Data records
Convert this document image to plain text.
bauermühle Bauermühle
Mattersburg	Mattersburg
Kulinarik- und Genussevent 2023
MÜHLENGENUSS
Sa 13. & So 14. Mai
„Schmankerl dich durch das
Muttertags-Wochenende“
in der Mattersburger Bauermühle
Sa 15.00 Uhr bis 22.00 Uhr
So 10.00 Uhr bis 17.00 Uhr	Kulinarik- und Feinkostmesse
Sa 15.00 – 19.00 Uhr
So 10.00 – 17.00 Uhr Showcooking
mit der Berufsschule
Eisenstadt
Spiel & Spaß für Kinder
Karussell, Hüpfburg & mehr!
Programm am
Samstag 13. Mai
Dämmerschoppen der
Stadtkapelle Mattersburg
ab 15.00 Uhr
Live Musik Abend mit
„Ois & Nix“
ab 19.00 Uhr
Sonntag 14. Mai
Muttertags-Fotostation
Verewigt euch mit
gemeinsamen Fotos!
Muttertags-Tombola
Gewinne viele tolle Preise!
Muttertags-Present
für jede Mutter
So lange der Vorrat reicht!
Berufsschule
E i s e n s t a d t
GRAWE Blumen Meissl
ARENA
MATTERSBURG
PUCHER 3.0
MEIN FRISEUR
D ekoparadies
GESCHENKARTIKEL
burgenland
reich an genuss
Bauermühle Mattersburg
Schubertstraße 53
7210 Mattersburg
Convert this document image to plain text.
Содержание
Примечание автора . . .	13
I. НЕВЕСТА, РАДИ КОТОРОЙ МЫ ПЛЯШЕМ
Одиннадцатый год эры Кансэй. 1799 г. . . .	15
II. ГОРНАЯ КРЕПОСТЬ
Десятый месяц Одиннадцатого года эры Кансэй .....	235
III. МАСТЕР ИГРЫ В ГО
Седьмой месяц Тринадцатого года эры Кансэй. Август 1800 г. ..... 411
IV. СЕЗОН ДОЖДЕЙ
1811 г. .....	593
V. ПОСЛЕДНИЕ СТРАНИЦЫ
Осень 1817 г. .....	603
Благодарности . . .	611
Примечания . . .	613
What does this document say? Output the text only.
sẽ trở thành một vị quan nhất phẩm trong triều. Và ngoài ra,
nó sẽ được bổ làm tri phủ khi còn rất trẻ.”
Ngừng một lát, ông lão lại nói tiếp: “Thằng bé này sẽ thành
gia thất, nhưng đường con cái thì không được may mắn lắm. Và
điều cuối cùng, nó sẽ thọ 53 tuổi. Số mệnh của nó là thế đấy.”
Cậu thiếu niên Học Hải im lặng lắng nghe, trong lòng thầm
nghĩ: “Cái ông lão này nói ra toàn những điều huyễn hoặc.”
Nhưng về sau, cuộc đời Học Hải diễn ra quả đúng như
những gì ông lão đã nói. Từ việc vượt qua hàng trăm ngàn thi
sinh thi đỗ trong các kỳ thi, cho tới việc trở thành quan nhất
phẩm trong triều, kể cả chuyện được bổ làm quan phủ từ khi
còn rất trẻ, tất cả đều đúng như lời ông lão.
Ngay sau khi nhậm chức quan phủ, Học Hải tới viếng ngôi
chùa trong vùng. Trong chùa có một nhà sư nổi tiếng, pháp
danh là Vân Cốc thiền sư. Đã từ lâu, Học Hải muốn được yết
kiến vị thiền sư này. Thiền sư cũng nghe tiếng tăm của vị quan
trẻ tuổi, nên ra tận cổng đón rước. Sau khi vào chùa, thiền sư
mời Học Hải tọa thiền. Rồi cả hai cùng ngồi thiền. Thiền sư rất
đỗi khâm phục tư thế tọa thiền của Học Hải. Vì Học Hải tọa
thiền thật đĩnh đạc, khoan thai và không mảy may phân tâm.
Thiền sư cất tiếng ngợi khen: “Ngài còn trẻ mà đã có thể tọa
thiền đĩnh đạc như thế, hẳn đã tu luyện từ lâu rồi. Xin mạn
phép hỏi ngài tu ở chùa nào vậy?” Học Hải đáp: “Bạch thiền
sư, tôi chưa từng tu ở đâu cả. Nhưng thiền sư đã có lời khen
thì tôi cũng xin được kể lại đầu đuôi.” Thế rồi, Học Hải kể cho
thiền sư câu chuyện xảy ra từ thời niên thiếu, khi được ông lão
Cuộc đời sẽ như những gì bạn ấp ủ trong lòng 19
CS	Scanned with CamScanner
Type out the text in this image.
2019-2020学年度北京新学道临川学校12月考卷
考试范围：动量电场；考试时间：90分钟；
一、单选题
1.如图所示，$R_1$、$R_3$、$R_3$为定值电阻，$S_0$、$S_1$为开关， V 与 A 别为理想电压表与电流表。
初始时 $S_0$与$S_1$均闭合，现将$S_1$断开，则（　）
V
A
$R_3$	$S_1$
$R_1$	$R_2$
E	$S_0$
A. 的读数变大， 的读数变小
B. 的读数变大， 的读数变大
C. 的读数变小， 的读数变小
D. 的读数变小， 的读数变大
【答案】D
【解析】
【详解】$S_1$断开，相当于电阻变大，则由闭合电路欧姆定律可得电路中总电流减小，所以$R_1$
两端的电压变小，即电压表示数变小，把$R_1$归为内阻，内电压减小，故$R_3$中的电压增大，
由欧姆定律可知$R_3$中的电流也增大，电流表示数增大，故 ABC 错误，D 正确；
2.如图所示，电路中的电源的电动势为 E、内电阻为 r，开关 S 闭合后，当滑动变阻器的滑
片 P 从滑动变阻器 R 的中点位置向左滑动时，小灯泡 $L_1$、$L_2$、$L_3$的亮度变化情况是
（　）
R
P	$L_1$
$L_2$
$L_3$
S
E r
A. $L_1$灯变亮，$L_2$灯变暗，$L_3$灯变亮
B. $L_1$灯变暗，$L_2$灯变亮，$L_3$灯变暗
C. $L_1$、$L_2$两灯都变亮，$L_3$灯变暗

» GIVEN PROBLEM
Copy all lines from the listing that contain "niên".

» OUTPUT OF THE EXERCISE
Cậu thiếu niên Học Hải im lặng lắng nghe, trong lòng thầm
thiền sư câu chuyện xảy ra từ thời niên thiếu, khi được ông lão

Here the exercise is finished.